### MATERIAL FOR THIS EXERCISE ###

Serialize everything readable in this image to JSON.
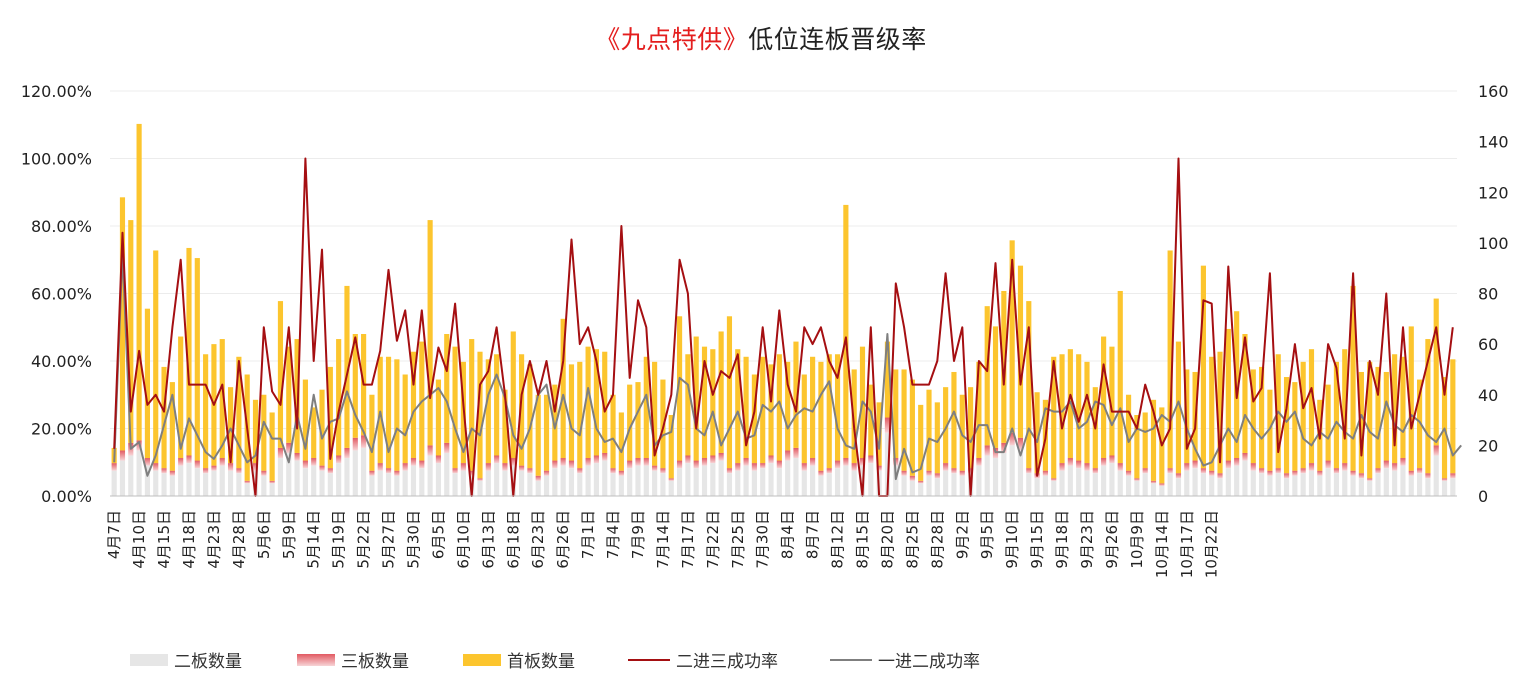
{
  "title": {
    "highlight": "《九点特供》",
    "rest": "低位连板晋级率"
  },
  "colors": {
    "second_board": "#e6e6e6",
    "third_board": "#e6868a",
    "first_board": "#fcc52e",
    "rate_2to3": "#a50f12",
    "rate_1to2": "#7f7f7f"
  },
  "chart_data": {
    "type": "bar",
    "stacked_bars": true,
    "y_left": {
      "min": 0,
      "max": 1.2,
      "ticks": [
        "0.00%",
        "20.00%",
        "40.00%",
        "60.00%",
        "80.00%",
        "100.00%",
        "120.00%"
      ]
    },
    "y_right": {
      "min": 0,
      "max": 160,
      "ticks": [
        "0",
        "20",
        "40",
        "60",
        "80",
        "100",
        "120",
        "140",
        "160"
      ]
    },
    "x_tick_labels": [
      "4月7日",
      "4月10日",
      "4月15日",
      "4月18日",
      "4月23日",
      "4月28日",
      "5月6日",
      "5月9日",
      "5月14日",
      "5月19日",
      "5月22日",
      "5月27日",
      "5月30日",
      "6月5日",
      "6月10日",
      "6月13日",
      "6月18日",
      "6月23日",
      "6月26日",
      "7月1日",
      "7月4日",
      "7月9日",
      "7月14日",
      "7月17日",
      "7月22日",
      "7月25日",
      "7月30日",
      "8月4日",
      "8月7日",
      "8月12日",
      "8月15日",
      "8月20日",
      "8月25日",
      "8月28日",
      "9月2日",
      "9月5日",
      "9月10日",
      "9月15日",
      "9月18日",
      "9月23日",
      "9月26日",
      "10月9日",
      "10月14日",
      "10月17日",
      "10月22日"
    ],
    "x_tick_every": 3,
    "grid": "horizontal",
    "legend_position": "bottom",
    "series": [
      {
        "name": "二板数量",
        "kind": "bar",
        "axis": "right",
        "values": [
          10,
          14,
          16,
          18,
          12,
          10,
          9,
          8,
          12,
          13,
          11,
          9,
          10,
          12,
          10,
          9,
          5,
          10,
          8,
          5,
          15,
          17,
          14,
          11,
          12,
          10,
          9,
          13,
          15,
          18,
          19,
          8,
          10,
          9,
          8,
          10,
          12,
          11,
          16,
          13,
          17,
          9,
          10,
          8,
          6,
          10,
          13,
          10,
          12,
          10,
          9,
          6,
          8,
          11,
          12,
          11,
          9,
          12,
          13,
          14,
          9,
          8,
          11,
          12,
          12,
          10,
          9,
          6,
          11,
          13,
          11,
          12,
          13,
          14,
          9,
          10,
          12,
          10,
          11,
          13,
          11,
          14,
          15,
          10,
          12,
          8,
          9,
          11,
          12,
          10,
          12,
          13,
          10,
          25,
          12,
          8,
          6,
          5,
          8,
          7,
          10,
          9,
          8,
          9,
          12,
          16,
          15,
          17,
          20,
          18,
          9,
          7,
          8,
          6,
          10,
          12,
          11,
          10,
          9,
          12,
          13,
          10,
          8,
          6,
          9,
          5,
          4,
          9,
          7,
          10,
          11,
          9,
          8,
          7,
          11,
          12,
          14,
          10,
          9,
          8,
          9,
          7,
          8,
          9,
          10,
          8,
          11,
          9,
          10,
          8,
          7,
          6,
          9,
          11,
          10,
          12,
          8,
          9,
          7,
          16,
          6,
          7
        ]
      },
      {
        "name": "三板数量",
        "kind": "bar",
        "axis": "right",
        "values": [
          3,
          4,
          5,
          4,
          3,
          3,
          2,
          2,
          3,
          3,
          3,
          2,
          2,
          3,
          3,
          2,
          1,
          3,
          2,
          1,
          4,
          4,
          3,
          3,
          3,
          2,
          2,
          3,
          4,
          5,
          5,
          2,
          3,
          2,
          2,
          3,
          3,
          3,
          4,
          3,
          4,
          2,
          3,
          2,
          1,
          3,
          3,
          3,
          3,
          2,
          2,
          2,
          2,
          3,
          3,
          3,
          2,
          3,
          3,
          3,
          2,
          2,
          3,
          3,
          3,
          2,
          2,
          1,
          3,
          3,
          3,
          3,
          3,
          3,
          2,
          3,
          3,
          3,
          2,
          3,
          3,
          4,
          4,
          3,
          3,
          2,
          2,
          3,
          3,
          3,
          3,
          3,
          2,
          6,
          3,
          2,
          2,
          1,
          2,
          2,
          3,
          2,
          2,
          2,
          3,
          4,
          4,
          4,
          5,
          5,
          2,
          2,
          2,
          1,
          3,
          3,
          3,
          3,
          2,
          3,
          3,
          3,
          2,
          1,
          2,
          1,
          1,
          2,
          2,
          3,
          3,
          2,
          2,
          2,
          3,
          3,
          3,
          3,
          2,
          2,
          2,
          2,
          2,
          2,
          3,
          2,
          3,
          2,
          3,
          2,
          2,
          1,
          2,
          3,
          3,
          3,
          2,
          2,
          2,
          4,
          1,
          2
        ]
      },
      {
        "name": "首板数量",
        "kind": "bar",
        "axis": "right",
        "values": [
          6,
          100,
          88,
          125,
          59,
          84,
          40,
          35,
          48,
          82,
          80,
          45,
          48,
          47,
          30,
          44,
          42,
          25,
          30,
          27,
          58,
          38,
          45,
          32,
          20,
          30,
          40,
          46,
          64,
          41,
          40,
          30,
          42,
          44,
          44,
          35,
          42,
          47,
          89,
          30,
          43,
          48,
          40,
          52,
          50,
          41,
          40,
          29,
          50,
          44,
          41,
          32,
          30,
          30,
          55,
          38,
          42,
          44,
          42,
          40,
          29,
          23,
          30,
          30,
          40,
          41,
          35,
          25,
          57,
          40,
          49,
          44,
          42,
          48,
          60,
          45,
          40,
          35,
          42,
          36,
          42,
          35,
          42,
          35,
          40,
          43,
          45,
          42,
          100,
          37,
          44,
          28,
          25,
          30,
          35,
          40,
          38,
          30,
          32,
          28,
          30,
          38,
          30,
          32,
          38,
          55,
          48,
          60,
          76,
          68,
          66,
          32,
          28,
          48,
          43,
          43,
          42,
          40,
          32,
          48,
          43,
          68,
          30,
          25,
          22,
          32,
          30,
          86,
          52,
          37,
          35,
          80,
          45,
          48,
          52,
          58,
          47,
          37,
          40,
          32,
          45,
          38,
          35,
          42,
          45,
          28,
          30,
          42,
          45,
          73,
          40,
          46,
          40,
          35,
          43,
          40,
          57,
          35,
          53,
          58,
          40,
          45
        ]
      },
      {
        "name": "二进三成功率",
        "kind": "line",
        "axis": "left",
        "values": [
          0.14,
          0.78,
          0.25,
          0.43,
          0.27,
          0.3,
          0.25,
          0.5,
          0.7,
          0.33,
          0.33,
          0.33,
          0.27,
          0.33,
          0.1,
          0.4,
          0.2,
          0.0,
          0.5,
          0.31,
          0.27,
          0.5,
          0.2,
          1.0,
          0.4,
          0.73,
          0.11,
          0.25,
          0.36,
          0.47,
          0.33,
          0.33,
          0.43,
          0.67,
          0.46,
          0.55,
          0.33,
          0.55,
          0.29,
          0.44,
          0.37,
          0.57,
          0.27,
          0.0,
          0.33,
          0.37,
          0.5,
          0.3,
          0.0,
          0.3,
          0.4,
          0.3,
          0.4,
          0.25,
          0.4,
          0.76,
          0.45,
          0.5,
          0.4,
          0.25,
          0.3,
          0.8,
          0.35,
          0.58,
          0.5,
          0.12,
          0.2,
          0.3,
          0.7,
          0.6,
          0.2,
          0.4,
          0.3,
          0.37,
          0.35,
          0.42,
          0.15,
          0.25,
          0.5,
          0.28,
          0.55,
          0.33,
          0.25,
          0.5,
          0.45,
          0.5,
          0.4,
          0.35,
          0.47,
          0.2,
          0.0,
          0.5,
          0.0,
          0.0,
          0.63,
          0.5,
          0.33,
          0.33,
          0.33,
          0.4,
          0.66,
          0.4,
          0.5,
          0.0,
          0.4,
          0.37,
          0.69,
          0.33,
          0.7,
          0.33,
          0.5,
          0.06,
          0.17,
          0.4,
          0.2,
          0.3,
          0.22,
          0.3,
          0.2,
          0.39,
          0.25,
          0.25,
          0.25,
          0.2,
          0.33,
          0.25,
          0.15,
          0.2,
          1.0,
          0.14,
          0.2,
          0.58,
          0.57,
          0.1,
          0.68,
          0.29,
          0.47,
          0.28,
          0.32,
          0.66,
          0.13,
          0.26,
          0.45,
          0.26,
          0.32,
          0.17,
          0.45,
          0.38,
          0.17,
          0.66,
          0.12,
          0.4,
          0.3,
          0.6,
          0.15,
          0.5,
          0.2,
          0.3,
          0.4,
          0.5,
          0.3,
          0.5
        ]
      },
      {
        "name": "一进二成功率",
        "kind": "line",
        "axis": "left",
        "values": [
          0.1,
          0.72,
          0.14,
          0.16,
          0.06,
          0.12,
          0.21,
          0.3,
          0.14,
          0.23,
          0.18,
          0.13,
          0.11,
          0.15,
          0.2,
          0.15,
          0.1,
          0.12,
          0.22,
          0.17,
          0.17,
          0.1,
          0.24,
          0.14,
          0.3,
          0.17,
          0.22,
          0.23,
          0.31,
          0.24,
          0.19,
          0.13,
          0.25,
          0.13,
          0.2,
          0.18,
          0.25,
          0.28,
          0.3,
          0.32,
          0.28,
          0.2,
          0.13,
          0.2,
          0.18,
          0.3,
          0.36,
          0.29,
          0.18,
          0.14,
          0.2,
          0.3,
          0.33,
          0.2,
          0.3,
          0.2,
          0.18,
          0.32,
          0.2,
          0.16,
          0.17,
          0.13,
          0.2,
          0.25,
          0.3,
          0.15,
          0.18,
          0.19,
          0.35,
          0.33,
          0.2,
          0.18,
          0.25,
          0.15,
          0.2,
          0.25,
          0.17,
          0.18,
          0.27,
          0.25,
          0.28,
          0.2,
          0.24,
          0.26,
          0.25,
          0.3,
          0.34,
          0.2,
          0.15,
          0.14,
          0.28,
          0.25,
          0.14,
          0.48,
          0.05,
          0.14,
          0.07,
          0.08,
          0.17,
          0.16,
          0.2,
          0.25,
          0.18,
          0.16,
          0.21,
          0.21,
          0.13,
          0.13,
          0.2,
          0.12,
          0.2,
          0.16,
          0.26,
          0.25,
          0.25,
          0.28,
          0.2,
          0.22,
          0.28,
          0.27,
          0.21,
          0.26,
          0.16,
          0.2,
          0.19,
          0.2,
          0.24,
          0.22,
          0.28,
          0.2,
          0.14,
          0.09,
          0.1,
          0.15,
          0.2,
          0.16,
          0.24,
          0.2,
          0.17,
          0.2,
          0.25,
          0.22,
          0.25,
          0.17,
          0.15,
          0.19,
          0.17,
          0.22,
          0.19,
          0.17,
          0.24,
          0.19,
          0.17,
          0.28,
          0.21,
          0.19,
          0.24,
          0.22,
          0.18,
          0.16,
          0.2,
          0.12,
          0.15
        ]
      }
    ]
  }
}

###

--- REQUIRED TASK ---
Using the data above, copy each line that contains "name".

--- COMPLETE ANSWER ---
        "name": "二板数量",
        "name": "三板数量",
        "name": "首板数量",
        "name": "二进三成功率",
        "name": "一进二成功率",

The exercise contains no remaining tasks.